───── EXERCISE INPUT

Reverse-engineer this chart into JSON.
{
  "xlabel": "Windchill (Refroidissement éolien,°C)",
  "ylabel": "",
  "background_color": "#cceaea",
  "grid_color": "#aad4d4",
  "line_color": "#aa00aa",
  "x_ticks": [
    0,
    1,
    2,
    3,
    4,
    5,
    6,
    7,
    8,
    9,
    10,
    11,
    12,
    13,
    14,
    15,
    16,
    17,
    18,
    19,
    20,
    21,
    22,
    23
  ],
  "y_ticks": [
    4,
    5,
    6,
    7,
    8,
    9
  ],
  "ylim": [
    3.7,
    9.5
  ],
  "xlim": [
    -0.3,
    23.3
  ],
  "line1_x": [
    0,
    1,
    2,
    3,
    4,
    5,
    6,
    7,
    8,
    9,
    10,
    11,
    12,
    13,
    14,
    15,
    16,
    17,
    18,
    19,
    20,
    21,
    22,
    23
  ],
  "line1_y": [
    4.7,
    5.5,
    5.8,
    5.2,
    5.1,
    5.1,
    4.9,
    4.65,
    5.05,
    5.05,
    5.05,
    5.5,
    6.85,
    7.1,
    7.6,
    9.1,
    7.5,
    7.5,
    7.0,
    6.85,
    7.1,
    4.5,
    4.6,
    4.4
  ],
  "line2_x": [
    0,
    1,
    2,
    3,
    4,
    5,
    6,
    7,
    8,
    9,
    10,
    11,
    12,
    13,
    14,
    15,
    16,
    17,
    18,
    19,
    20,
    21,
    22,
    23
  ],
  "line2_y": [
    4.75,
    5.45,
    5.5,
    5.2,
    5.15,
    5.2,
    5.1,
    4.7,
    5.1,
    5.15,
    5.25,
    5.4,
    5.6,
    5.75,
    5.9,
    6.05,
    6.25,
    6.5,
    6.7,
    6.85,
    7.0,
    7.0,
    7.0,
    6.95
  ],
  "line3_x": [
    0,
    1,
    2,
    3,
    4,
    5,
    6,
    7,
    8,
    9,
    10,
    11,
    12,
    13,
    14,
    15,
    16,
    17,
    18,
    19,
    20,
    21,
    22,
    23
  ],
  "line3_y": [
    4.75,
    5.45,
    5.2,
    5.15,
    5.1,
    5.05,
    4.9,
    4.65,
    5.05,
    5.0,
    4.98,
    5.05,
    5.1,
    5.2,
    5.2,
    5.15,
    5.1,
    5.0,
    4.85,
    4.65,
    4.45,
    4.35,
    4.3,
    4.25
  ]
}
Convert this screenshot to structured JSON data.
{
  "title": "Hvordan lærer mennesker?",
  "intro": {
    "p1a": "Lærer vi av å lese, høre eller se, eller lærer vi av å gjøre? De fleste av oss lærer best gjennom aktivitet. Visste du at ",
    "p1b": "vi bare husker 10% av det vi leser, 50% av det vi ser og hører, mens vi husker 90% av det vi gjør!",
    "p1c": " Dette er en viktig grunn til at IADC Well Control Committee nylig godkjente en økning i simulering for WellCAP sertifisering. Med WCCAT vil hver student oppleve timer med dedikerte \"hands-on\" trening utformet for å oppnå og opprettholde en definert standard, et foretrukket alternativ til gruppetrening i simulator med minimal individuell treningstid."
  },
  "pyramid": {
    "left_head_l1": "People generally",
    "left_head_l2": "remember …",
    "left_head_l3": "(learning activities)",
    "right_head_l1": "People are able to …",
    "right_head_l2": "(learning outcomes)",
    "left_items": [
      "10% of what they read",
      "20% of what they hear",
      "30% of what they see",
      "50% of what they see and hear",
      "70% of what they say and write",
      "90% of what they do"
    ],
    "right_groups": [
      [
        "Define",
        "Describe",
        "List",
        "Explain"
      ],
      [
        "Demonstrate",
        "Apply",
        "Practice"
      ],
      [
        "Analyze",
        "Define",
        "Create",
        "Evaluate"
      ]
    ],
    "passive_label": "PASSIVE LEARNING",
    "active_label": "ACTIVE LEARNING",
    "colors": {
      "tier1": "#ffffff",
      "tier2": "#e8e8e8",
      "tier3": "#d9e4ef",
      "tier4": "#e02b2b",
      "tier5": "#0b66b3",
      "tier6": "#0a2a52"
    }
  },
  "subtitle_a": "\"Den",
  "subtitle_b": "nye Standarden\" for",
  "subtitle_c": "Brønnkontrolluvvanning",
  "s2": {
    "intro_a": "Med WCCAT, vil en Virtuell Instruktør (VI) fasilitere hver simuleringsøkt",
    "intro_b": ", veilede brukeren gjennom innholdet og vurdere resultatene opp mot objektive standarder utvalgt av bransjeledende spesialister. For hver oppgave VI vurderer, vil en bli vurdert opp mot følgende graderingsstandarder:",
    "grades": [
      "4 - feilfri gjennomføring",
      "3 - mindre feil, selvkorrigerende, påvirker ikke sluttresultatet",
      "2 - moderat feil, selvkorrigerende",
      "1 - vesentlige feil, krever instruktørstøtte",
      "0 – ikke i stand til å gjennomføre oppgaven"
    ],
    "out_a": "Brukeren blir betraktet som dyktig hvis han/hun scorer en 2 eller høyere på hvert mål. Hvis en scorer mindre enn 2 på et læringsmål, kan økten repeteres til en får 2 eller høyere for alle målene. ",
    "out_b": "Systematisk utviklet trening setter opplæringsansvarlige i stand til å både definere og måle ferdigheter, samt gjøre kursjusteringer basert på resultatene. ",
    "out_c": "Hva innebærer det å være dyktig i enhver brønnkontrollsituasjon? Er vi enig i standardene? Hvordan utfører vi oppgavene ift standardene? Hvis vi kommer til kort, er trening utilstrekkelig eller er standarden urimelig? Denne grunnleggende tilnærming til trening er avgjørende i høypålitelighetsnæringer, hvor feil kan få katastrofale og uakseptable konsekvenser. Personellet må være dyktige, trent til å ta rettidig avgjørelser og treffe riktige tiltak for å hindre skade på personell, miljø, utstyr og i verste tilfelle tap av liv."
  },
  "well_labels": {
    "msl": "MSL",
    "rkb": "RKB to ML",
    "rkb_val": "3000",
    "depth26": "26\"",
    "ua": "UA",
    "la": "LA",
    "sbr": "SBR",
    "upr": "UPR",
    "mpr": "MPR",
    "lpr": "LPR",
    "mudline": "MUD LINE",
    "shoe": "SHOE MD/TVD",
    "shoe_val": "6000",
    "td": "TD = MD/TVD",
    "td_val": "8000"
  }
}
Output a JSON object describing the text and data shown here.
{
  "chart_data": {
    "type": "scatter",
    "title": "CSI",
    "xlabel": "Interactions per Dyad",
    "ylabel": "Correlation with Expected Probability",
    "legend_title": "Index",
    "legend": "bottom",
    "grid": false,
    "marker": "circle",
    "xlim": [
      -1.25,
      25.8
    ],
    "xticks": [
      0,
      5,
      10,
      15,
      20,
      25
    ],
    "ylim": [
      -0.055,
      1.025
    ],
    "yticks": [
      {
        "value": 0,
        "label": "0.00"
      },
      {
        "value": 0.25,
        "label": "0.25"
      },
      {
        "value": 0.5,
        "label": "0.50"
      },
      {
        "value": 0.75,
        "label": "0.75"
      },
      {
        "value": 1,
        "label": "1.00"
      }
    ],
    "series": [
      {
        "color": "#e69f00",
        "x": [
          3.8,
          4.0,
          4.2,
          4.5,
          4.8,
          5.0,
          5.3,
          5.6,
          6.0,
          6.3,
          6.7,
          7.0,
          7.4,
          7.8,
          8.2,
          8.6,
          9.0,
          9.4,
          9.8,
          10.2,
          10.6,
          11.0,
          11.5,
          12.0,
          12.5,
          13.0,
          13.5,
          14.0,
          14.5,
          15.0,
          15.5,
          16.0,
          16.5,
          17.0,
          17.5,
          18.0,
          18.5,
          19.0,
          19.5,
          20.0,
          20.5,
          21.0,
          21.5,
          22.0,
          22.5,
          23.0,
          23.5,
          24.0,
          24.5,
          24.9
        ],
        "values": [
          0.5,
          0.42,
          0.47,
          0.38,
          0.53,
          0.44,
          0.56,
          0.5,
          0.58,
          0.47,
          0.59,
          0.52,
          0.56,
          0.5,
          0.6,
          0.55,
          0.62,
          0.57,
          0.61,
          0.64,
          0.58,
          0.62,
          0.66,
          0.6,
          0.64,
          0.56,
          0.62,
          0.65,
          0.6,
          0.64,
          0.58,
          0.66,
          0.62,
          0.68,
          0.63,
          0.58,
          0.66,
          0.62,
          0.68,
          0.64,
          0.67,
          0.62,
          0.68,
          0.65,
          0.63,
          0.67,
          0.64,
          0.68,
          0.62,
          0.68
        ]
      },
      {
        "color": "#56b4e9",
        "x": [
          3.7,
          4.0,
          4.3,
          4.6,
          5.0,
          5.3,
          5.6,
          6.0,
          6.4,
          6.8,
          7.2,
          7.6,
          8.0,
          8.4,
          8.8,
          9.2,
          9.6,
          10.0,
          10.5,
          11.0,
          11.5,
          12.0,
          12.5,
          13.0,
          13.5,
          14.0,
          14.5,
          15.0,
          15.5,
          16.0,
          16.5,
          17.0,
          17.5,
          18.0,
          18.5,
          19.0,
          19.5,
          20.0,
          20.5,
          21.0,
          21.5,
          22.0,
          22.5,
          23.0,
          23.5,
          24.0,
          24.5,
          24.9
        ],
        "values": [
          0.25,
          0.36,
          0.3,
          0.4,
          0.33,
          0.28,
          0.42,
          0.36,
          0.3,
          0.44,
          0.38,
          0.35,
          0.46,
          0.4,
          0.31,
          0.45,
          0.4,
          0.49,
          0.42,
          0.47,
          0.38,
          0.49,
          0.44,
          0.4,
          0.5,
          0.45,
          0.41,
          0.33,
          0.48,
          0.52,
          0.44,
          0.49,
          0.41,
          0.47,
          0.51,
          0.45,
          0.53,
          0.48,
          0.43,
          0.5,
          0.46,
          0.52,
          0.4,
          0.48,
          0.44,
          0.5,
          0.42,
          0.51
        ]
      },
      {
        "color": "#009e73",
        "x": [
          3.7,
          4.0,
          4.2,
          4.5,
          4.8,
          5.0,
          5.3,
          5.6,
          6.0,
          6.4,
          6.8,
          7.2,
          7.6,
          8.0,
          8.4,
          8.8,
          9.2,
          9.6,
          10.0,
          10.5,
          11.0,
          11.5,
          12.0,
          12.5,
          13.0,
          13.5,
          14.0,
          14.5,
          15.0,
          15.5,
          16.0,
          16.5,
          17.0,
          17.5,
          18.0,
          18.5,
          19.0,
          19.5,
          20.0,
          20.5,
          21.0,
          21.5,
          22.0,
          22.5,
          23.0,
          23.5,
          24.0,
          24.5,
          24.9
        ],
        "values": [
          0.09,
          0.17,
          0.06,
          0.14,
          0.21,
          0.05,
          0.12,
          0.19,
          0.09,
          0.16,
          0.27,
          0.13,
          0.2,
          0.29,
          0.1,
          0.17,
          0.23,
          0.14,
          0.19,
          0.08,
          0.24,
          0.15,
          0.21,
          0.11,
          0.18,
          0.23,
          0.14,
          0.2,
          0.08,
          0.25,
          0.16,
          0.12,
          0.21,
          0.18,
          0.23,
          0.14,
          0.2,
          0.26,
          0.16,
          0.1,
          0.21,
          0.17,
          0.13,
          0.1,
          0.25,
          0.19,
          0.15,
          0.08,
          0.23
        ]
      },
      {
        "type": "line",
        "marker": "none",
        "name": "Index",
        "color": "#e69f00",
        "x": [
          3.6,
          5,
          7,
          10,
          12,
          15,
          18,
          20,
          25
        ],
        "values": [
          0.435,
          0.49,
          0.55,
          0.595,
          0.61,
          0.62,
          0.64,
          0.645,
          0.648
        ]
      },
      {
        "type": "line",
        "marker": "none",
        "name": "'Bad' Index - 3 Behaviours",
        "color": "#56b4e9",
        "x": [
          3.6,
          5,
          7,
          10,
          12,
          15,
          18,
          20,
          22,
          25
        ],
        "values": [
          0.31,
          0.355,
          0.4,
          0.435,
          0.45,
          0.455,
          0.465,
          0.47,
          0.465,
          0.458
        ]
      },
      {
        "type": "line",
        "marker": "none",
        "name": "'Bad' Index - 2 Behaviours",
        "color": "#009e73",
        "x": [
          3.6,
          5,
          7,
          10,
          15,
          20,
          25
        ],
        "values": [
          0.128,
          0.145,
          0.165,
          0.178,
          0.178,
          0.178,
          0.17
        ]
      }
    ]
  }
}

──────────

PROMPT:
Report only how many lines in the records contain the word "Hvis".

COMPLETE RESPONSE:
2